Source:

'''

China is making substantial investments in unmanned aerial vehicles, but experts cautioned that the rapidly growing Chinese drone industry could have major national security ramifications.

China is making substantial investments in unmanned aerial vehicles, but experts cautioned that the rapidly growing Chinese drone industry could have major national security ramifications.

The Associated Press recently profiled TT Aviation Technology Co. in Beijing, one of more than 40 institutes teaching students how to operate drones.

The students — primarily young men — learn drone regulations and fly the aircraft both in simulators and in the field before earning the country's operator's license.

China, the world's largest drone manufacturer, is expected to need more than 10,000 drone pilots operating in a variety of industries this year, but TT officials told the AP that only about 1,000 people currently hold licenses.

Most of TT Aviation's drones are used in agriculture, but Chinese drones are also used to develop urban infrastructure and assist law enforcement. Some are capable of remotely firing tear gas or even bombs.

That's prompted worries among foreign policy experts, who told Voice of America that investments in drone technology by China or Russia could open new and uncertain markets to advanced UAVs.

'''

Given instruction 1:
Translate this sentence from the drone article into Spanish: "Some are capable of remotely firing tear gas or even bombs."

Records supplied:
'''

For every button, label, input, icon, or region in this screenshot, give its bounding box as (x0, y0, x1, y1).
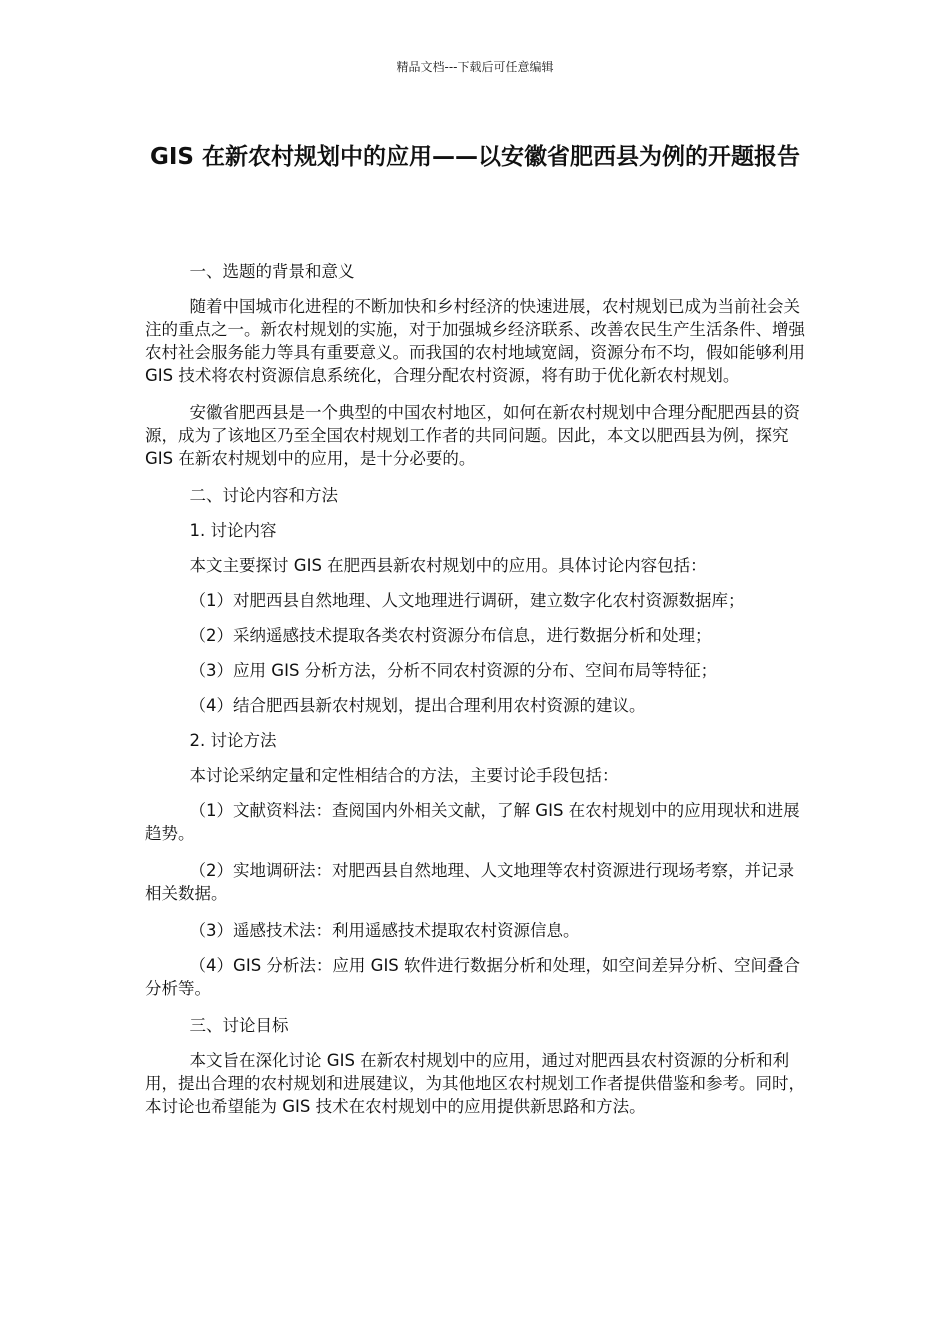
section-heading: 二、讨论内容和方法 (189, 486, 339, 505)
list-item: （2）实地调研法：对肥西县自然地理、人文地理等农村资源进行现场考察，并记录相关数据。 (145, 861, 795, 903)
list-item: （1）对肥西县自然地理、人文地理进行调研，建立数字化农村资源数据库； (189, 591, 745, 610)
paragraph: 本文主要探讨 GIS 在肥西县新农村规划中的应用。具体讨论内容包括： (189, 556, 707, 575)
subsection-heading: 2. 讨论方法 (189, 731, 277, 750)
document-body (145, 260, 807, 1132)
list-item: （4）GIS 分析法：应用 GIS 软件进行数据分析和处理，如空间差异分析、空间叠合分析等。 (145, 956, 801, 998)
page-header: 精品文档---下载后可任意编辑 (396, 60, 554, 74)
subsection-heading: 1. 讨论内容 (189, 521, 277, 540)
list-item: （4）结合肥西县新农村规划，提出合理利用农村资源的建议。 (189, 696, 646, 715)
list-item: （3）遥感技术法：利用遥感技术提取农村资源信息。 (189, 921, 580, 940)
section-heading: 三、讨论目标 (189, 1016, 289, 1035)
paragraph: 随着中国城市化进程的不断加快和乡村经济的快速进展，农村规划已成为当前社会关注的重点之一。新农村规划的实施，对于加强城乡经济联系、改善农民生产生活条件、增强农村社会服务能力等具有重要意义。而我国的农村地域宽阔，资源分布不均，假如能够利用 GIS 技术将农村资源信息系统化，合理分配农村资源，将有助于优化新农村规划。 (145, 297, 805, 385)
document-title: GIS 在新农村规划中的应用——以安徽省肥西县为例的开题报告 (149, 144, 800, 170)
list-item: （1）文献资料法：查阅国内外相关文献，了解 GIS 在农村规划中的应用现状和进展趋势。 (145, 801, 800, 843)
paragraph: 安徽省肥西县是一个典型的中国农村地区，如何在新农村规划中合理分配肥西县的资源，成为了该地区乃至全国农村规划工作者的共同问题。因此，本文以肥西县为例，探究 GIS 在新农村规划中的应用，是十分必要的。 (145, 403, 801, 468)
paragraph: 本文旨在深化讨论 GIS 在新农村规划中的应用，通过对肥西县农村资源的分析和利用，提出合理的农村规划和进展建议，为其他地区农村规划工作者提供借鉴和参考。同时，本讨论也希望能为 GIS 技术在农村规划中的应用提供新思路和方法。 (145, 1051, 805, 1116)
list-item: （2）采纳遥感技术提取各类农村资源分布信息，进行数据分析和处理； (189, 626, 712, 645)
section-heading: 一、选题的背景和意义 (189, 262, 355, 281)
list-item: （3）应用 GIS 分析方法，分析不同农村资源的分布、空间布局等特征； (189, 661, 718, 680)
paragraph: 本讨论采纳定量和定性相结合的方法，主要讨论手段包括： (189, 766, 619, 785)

'''
'''

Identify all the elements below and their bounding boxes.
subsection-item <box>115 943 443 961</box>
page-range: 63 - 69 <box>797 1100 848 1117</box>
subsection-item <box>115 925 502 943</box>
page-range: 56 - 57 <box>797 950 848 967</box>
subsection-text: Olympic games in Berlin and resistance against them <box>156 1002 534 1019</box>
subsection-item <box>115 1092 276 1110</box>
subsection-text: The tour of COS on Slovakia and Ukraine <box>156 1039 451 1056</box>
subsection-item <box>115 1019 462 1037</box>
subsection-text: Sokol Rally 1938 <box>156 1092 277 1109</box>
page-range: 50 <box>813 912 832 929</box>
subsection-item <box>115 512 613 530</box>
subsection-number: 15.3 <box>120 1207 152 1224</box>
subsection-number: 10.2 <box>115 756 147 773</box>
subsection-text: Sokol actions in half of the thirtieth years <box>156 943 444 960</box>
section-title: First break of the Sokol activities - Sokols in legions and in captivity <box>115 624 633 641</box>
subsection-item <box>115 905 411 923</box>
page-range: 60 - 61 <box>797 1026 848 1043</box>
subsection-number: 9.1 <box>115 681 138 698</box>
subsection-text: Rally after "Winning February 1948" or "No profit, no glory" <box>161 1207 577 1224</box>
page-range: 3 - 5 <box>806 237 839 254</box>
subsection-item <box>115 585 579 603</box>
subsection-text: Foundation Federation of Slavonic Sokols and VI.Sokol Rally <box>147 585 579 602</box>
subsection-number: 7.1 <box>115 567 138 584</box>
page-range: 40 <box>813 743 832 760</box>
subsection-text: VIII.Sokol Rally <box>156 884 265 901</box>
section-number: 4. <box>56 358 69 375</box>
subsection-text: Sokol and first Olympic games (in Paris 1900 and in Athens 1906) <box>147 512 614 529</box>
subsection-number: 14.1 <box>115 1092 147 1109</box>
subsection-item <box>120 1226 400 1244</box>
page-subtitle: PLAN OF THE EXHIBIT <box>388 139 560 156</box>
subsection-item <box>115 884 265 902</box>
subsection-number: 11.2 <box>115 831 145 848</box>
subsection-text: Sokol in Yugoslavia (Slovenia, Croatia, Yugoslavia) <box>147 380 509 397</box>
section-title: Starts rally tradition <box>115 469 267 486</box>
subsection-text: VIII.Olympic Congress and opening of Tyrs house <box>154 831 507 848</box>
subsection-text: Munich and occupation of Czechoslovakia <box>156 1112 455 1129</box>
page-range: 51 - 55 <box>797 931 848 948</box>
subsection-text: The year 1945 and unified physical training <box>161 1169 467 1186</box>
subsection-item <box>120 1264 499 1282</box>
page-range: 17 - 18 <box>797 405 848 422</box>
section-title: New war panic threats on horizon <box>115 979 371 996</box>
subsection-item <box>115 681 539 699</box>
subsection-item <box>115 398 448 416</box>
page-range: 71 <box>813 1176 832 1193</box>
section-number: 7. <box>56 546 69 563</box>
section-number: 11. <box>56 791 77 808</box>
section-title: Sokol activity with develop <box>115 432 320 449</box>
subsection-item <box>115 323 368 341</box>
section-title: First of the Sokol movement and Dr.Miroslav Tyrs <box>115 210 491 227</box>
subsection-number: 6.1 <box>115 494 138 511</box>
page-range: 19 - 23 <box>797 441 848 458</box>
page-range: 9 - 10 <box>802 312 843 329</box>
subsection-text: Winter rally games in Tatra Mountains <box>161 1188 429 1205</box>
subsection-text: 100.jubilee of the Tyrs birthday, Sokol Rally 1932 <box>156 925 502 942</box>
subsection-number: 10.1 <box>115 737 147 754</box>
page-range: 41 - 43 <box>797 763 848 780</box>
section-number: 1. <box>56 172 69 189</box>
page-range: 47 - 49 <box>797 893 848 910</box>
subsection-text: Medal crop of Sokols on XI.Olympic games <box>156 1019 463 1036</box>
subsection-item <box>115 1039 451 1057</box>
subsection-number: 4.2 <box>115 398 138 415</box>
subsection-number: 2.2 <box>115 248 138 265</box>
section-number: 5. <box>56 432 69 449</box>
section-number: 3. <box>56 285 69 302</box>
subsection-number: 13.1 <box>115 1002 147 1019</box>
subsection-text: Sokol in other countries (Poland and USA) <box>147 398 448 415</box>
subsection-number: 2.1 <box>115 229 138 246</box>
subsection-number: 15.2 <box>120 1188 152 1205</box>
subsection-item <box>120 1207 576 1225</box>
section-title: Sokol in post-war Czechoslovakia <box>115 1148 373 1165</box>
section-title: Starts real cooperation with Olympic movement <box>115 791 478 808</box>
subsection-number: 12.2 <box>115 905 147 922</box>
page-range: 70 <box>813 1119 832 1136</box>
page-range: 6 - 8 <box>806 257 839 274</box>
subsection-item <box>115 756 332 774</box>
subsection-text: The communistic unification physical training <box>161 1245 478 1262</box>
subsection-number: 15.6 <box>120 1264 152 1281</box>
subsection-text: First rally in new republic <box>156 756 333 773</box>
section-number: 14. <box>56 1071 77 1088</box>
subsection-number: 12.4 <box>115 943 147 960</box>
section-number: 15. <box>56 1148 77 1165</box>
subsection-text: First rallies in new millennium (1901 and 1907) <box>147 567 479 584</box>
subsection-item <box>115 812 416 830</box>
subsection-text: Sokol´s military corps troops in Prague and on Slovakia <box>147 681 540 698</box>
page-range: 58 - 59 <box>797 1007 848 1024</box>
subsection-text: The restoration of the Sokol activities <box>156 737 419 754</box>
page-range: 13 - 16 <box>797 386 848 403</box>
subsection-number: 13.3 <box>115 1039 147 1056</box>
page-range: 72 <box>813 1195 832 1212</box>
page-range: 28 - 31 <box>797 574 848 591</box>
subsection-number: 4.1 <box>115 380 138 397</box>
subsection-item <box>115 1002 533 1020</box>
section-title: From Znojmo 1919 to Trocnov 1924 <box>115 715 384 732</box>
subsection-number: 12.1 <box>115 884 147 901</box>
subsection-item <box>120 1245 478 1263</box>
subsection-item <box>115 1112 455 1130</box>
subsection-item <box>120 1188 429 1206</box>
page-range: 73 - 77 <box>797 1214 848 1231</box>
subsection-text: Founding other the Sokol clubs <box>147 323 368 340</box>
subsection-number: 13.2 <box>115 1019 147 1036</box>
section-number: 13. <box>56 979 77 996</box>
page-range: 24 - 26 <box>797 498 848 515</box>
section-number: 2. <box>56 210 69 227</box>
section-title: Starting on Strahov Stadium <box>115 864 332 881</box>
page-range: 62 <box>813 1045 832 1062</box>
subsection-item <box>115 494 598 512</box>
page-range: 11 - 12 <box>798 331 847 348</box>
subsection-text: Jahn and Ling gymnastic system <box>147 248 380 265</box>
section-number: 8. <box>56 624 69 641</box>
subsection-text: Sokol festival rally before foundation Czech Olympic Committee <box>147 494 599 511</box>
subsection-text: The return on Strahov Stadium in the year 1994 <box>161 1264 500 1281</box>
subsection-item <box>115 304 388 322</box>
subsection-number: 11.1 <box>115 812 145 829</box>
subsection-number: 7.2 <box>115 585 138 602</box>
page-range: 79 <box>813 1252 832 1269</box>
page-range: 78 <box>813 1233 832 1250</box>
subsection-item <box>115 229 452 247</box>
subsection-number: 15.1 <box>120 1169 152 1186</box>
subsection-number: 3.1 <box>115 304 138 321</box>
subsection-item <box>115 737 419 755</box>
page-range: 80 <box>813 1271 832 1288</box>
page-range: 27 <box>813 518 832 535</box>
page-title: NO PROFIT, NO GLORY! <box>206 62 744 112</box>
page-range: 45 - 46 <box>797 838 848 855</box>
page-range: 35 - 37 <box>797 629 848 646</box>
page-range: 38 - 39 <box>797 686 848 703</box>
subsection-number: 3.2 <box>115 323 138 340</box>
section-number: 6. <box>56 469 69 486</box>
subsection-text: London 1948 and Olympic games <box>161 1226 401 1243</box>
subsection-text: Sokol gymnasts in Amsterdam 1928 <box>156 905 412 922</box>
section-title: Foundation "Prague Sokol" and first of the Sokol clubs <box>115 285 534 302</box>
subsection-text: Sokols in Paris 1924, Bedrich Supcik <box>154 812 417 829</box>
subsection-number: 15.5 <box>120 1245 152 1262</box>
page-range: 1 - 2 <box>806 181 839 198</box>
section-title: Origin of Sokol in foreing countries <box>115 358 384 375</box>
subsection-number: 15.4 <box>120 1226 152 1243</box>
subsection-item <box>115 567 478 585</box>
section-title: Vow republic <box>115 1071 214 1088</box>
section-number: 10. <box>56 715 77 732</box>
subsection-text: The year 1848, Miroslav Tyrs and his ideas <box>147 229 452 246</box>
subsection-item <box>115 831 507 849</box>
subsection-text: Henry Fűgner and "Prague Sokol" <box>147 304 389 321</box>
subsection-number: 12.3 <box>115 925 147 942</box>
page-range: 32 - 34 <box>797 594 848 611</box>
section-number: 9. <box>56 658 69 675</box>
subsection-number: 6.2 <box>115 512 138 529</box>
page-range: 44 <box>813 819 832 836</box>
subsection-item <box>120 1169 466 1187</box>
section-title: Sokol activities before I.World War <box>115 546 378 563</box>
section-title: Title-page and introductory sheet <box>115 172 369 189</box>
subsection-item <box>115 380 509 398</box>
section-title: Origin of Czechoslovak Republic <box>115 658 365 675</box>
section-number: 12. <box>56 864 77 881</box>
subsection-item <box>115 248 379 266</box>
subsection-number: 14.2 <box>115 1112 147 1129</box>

'''

Given instruction 2:
In the first block of records, recast the lines from the one containing "section-heading: 二、讨论内容和方法 (189, 486, 339, 505)" up to and including the one containing "403, 801, 468)" as a JSON list of strings, one string per line.

Task output 1:
Algunos son capaces de disparar gas lacrimógeno o incluso bombas a distancia.

Task output 2:
[
  "section-heading: 二、讨论内容和方法 (189, 486, 339, 505)",
  "list-item: （2）实地调研法：对肥西县自然地理、人文地理等农村资源进行现场考察，并记录相关数据。 (145, 861, 795, 903)",
  "list-item: （1）对肥西县自然地理、人文地理进行调研，建立数字化农村资源数据库； (189, 591, 745, 610)",
  "paragraph: 本文主要探讨 GIS 在肥西县新农村规划中的应用。具体讨论内容包括： (189, 556, 707, 575)",
  "subsection-heading: 2. 讨论方法 (189, 731, 277, 750)",
  "document-body (145, 260, 807, 1132)",
  "list-item: （4）GIS 分析法：应用 GIS 软件进行数据分析和处理，如空间差异分析、空间叠合分析等。 (145, 956, 801, 998)",
  "page-header: 精品文档---下载后可任意编辑 (396, 60, 554, 74)",
  "subsection-heading: 1. 讨论内容 (189, 521, 277, 540)",
  "list-item: （4）结合肥西县新农村规划，提出合理利用农村资源的建议。 (189, 696, 646, 715)",
  "list-item: （3）遥感技术法：利用遥感技术提取农村资源信息。 (189, 921, 580, 940)",
  "section-heading: 三、讨论目标 (189, 1016, 289, 1035)",
  "paragraph: 随着中国城市化进程的不断加快和乡村经济的快速进展，农村规划已成为当前社会关注的重点之一。新农村规划的实施，对于加强城乡经济联系、改善农民生产生活条件、增强农村社会服务能力等具有重要意义。而我国的农村地域宽阔，资源分布不均，假如能够利用 GIS 技术将农村资源信息系统化，合理分配农村资源，将有助于优化新农村规划。 (145, 297, 805, 385)",
  "document-title: GIS 在新农村规划中的应用——以安徽省肥西县为例的开题报告 (149, 144, 800, 170)",
  "list-item: （1）文献资料法：查阅国内外相关文献，了解 GIS 在农村规划中的应用现状和进展趋势。 (145, 801, 800, 843)",
  "paragraph: 安徽省肥西县是一个典型的中国农村地区，如何在新农村规划中合理分配肥西县的资源，成为了该地区乃至全国农村规划工作者的共同问题。因此，本文以肥西县为例，探究 GIS 在新农村规划中的应用，是十分必要的。 (145, 403, 801, 468)"
]